Friday, October 26, 2012

Kapal Induk Alien, Terkuak!!! Warga sekitar Waduk Bentolo-Blora berusaha menutupinya

supported by: travel detik.com
Hai guys... dimanapun kalian berada. Emmm... saat ini, aku ingin sedikit share kisah ku... yang sudah lama ingin aku publish. Kisah ini tentang pengalaman pribadiku dengan Alien.
Tahu alien kan? Yahh pasti semua orang tahu lah tentang alien, itu lho makhluk pintar dari planet lain (di luar bumi). Kisah ini cukup menegangkan, melibatkan banyak oknum, bahkan perangkat desa sampai pemerintahan di kota tempat aku tinggal. Kabupaten Blora.

Hemmm.... sudah banyak telinga yang aku kasih share tentang kisah ini, dan baru kali ini ingin aku tulis, agar banyak orang yang menyaksikan keotentikan kisahku ini. Tapi orang yang pertama kali mendengar kesaksian ini adalah TalesBogor, aku sebut seperti itu, karena memang betisnya seukuran Tales yang berasal dari Bogor (sedikit hiperbola sih). Percakapan kesaksian itupun via BBM di malam hari, yang sebenarnya tidak ingin sama sekali aku ceritakan ke dia. Karena dia tipe orang yang kurang merespon tentang ke-Alien-an ku. (kurang merespon tidak berarti "tidak merespon")

Langsung saja ya... aku ceritakan Kisahku dengan Kapal Induk Alien 

Awal kisah aku mulai ketika Kepala Bidang tempatku bekerja, menunjukku untuk men-survey suatu daerah, yang mengajukan proposal untuk membangun infrastruktur jalan lingkungan. Daerah tersebut, sama sekali belum pernah aku kunjungi, memikirkannya pun belum pernah sama sekali. Ya.. namanya juga suatu tugas, jadi mau tidak mau harus aku kerjakan dengan senang hati. Saat kudapatkan surat tugas tersebut, dan aku membacanya, pikiranku melayang. Terpikir suatu tempat yang jauh, yang terpelosok, dan jauh dari peradaban. di suatu desa (maaf privasi), di Kecamatan Todanan, Kabupaten Blora, sama sekali belum pernah mendengar nama desa tersebut. Setelah aku terima surat tugas tersebut, maka sesegera mungkin membuat jadwal untuk mengunjungi desa tersebut.
= = = = = = =
Rumusan Tugas
Bisakah Anda menyalin persis seluruh bagian teks tentang kapal induk alien itu, mulai dari "supported by: travel detik.com" terus ke bawah sampai "tinggal. Kabupaten Blora."? Catatan di bawah ini tidak ada hubungannya dengan teks tentang kapal induk alien.
= = = = = = =
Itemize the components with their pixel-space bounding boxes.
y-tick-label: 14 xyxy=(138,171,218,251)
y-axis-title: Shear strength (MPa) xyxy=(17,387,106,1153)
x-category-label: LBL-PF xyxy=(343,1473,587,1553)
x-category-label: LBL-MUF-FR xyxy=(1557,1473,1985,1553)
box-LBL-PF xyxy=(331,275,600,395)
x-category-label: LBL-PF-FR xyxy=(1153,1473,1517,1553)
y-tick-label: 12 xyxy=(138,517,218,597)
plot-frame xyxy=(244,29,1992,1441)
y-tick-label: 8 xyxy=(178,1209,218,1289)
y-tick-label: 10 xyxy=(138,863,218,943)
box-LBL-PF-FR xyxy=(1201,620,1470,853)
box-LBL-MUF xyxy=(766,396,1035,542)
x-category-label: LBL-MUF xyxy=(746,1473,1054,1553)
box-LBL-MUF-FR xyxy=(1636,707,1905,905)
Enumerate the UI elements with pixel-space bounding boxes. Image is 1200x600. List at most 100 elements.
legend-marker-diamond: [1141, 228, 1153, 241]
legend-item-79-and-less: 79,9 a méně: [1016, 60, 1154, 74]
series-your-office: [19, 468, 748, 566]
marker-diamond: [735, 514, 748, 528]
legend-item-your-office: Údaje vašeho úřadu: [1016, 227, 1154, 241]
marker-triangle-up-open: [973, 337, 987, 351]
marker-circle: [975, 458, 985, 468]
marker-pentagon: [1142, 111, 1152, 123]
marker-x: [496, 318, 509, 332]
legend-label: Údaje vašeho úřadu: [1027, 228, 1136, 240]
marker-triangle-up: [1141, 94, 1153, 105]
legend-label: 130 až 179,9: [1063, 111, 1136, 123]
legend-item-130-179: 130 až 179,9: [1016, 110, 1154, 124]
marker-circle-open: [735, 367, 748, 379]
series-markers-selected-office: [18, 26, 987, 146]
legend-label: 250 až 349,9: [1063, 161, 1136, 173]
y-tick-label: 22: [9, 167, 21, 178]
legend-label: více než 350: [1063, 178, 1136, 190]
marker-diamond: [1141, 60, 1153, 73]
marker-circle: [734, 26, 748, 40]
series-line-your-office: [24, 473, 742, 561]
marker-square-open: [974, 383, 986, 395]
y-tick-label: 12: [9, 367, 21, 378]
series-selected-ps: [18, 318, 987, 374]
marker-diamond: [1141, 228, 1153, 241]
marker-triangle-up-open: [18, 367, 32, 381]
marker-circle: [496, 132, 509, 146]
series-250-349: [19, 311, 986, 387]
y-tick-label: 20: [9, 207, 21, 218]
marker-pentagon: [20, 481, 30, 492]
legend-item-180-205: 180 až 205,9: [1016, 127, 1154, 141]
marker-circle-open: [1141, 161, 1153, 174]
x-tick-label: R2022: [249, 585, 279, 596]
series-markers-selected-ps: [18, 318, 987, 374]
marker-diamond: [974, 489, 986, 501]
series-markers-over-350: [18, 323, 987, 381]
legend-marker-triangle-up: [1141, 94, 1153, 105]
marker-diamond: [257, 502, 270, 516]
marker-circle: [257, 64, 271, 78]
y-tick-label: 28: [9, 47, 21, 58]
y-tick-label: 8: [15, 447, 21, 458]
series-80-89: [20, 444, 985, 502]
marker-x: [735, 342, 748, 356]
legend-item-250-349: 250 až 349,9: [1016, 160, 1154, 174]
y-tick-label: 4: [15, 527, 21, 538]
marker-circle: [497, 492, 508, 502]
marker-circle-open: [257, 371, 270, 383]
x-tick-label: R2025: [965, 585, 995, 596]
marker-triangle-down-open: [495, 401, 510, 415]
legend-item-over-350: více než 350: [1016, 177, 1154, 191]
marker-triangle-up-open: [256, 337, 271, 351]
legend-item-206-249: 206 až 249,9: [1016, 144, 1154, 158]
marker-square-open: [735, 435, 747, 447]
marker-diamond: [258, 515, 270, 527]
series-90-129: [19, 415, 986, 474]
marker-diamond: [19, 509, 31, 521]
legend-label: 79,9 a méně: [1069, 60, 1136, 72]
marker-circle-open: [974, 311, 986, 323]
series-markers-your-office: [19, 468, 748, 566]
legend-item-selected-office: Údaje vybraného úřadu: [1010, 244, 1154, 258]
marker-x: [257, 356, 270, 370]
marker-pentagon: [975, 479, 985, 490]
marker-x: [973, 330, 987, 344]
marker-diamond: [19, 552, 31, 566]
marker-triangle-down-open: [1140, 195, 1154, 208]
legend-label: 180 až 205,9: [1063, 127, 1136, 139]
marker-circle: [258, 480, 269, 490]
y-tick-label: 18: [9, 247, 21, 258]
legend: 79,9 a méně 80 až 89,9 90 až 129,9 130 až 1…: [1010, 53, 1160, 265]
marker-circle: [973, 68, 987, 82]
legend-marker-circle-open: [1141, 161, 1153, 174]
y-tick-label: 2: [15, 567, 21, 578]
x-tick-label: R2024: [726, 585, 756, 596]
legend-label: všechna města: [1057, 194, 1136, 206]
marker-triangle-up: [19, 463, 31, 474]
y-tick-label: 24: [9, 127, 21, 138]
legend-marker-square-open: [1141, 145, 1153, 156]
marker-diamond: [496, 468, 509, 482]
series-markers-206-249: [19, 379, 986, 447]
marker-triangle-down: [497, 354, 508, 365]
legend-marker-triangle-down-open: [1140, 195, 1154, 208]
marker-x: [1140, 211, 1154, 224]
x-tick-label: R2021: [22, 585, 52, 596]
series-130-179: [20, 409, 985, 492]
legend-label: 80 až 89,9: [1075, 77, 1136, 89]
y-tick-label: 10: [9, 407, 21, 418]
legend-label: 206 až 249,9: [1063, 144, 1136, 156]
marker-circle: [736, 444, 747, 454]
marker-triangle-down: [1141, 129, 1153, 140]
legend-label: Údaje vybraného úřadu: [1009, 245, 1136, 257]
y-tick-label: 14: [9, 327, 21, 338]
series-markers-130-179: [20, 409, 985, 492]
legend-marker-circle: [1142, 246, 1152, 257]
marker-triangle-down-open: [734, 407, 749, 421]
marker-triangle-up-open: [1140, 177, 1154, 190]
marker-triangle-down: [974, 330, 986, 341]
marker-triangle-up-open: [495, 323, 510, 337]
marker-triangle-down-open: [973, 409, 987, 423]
= = = = = = =
Jawaban Tertulis
supported by: travel detik.com
Hai guys... dimanapun kalian berada. Emmm... saat ini, aku ingin sedikit share kisah ku... yang sudah lama ingin aku publish. Kisah ini tentang pengalaman pribadiku dengan Alien.
Tahu alien kan? Yahh pasti semua orang tahu lah tentang alien, itu lho makhluk pintar dari planet lain (di luar bumi). Kisah ini cukup menegangkan, melibatkan banyak oknum, bahkan perangkat desa sampai pemerintahan di kota tempat aku tinggal. Kabupaten Blora.